Task objective
In the records below, pick out all lines containing the word "name".

Provided records
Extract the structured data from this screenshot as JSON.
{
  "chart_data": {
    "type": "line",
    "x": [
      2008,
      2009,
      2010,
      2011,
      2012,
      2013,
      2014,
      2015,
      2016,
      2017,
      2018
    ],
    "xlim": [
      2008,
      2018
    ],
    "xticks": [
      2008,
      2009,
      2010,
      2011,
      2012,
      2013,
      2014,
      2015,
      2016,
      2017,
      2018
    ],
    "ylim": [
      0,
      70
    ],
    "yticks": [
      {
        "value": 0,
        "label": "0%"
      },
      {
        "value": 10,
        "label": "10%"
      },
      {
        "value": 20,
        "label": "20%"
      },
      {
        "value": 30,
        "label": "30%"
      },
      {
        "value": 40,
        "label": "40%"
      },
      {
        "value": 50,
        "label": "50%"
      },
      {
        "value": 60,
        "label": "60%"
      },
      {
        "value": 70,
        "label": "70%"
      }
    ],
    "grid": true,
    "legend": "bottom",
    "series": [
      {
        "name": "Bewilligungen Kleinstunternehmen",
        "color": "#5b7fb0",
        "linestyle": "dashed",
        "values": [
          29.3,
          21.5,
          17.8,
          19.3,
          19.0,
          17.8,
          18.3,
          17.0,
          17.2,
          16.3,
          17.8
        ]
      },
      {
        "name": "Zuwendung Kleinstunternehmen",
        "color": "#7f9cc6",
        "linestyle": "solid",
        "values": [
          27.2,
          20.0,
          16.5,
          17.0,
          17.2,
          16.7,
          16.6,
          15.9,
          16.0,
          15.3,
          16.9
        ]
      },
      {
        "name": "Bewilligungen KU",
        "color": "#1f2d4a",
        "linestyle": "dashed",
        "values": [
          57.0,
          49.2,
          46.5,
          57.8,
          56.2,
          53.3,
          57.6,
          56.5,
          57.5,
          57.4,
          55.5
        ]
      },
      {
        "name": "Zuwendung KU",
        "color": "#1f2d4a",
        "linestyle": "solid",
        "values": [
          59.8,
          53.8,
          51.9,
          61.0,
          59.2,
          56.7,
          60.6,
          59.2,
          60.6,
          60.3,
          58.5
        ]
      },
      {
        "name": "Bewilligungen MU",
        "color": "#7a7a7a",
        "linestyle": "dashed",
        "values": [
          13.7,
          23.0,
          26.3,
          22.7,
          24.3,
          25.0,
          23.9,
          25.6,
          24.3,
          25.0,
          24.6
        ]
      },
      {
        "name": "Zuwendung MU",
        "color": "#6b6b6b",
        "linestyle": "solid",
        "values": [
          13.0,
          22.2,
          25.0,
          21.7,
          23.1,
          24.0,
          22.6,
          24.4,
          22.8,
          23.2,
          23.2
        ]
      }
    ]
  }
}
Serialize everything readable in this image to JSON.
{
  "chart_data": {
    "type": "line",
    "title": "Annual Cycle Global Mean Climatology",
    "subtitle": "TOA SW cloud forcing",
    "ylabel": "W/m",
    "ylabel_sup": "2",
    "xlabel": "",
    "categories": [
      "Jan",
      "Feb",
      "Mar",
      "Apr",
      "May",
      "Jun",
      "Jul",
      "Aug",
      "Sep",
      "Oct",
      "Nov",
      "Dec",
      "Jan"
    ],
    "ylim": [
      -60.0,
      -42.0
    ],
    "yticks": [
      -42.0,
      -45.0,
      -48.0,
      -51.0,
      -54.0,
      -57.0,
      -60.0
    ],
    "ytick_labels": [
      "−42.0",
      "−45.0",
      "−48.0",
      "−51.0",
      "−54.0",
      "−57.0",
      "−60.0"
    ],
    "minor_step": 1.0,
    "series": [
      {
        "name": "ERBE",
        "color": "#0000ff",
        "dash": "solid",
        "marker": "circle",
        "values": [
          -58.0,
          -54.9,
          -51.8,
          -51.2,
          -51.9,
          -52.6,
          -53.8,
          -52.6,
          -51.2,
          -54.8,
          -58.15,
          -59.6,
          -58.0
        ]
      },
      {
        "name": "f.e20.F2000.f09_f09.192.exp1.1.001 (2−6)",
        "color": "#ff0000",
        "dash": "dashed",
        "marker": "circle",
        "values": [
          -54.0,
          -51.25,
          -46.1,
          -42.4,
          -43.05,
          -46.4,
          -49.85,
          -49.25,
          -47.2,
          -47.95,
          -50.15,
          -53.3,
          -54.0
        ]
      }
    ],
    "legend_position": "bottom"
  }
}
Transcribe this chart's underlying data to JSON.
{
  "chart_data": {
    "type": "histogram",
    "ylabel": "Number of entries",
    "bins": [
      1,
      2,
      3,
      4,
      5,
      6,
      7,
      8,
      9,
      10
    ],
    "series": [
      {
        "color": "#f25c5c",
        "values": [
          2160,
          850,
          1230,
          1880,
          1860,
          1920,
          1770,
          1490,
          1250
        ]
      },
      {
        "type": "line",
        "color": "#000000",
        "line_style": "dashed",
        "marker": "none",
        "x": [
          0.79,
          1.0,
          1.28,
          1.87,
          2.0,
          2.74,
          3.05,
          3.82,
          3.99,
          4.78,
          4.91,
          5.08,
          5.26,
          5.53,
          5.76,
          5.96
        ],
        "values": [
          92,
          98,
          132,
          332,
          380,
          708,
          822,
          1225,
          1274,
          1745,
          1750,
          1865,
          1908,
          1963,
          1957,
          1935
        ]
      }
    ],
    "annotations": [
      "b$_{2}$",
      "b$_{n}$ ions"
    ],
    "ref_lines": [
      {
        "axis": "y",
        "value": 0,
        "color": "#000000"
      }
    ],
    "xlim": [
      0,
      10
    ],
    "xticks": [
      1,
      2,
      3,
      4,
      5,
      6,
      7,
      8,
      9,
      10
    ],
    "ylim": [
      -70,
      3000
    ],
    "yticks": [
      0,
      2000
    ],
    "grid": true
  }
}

Result
        "name": "Bewilligungen Kleinstunternehmen",
        "name": "Zuwendung Kleinstunternehmen",
        "name": "Bewilligungen KU",
        "name": "Zuwendung KU",
        "name": "Bewilligungen MU",
        "name": "Zuwendung MU",
        "name": "ERBE",
        "name": "f.e20.F2000.f09_f09.192.exp1.1.001 (2−6)",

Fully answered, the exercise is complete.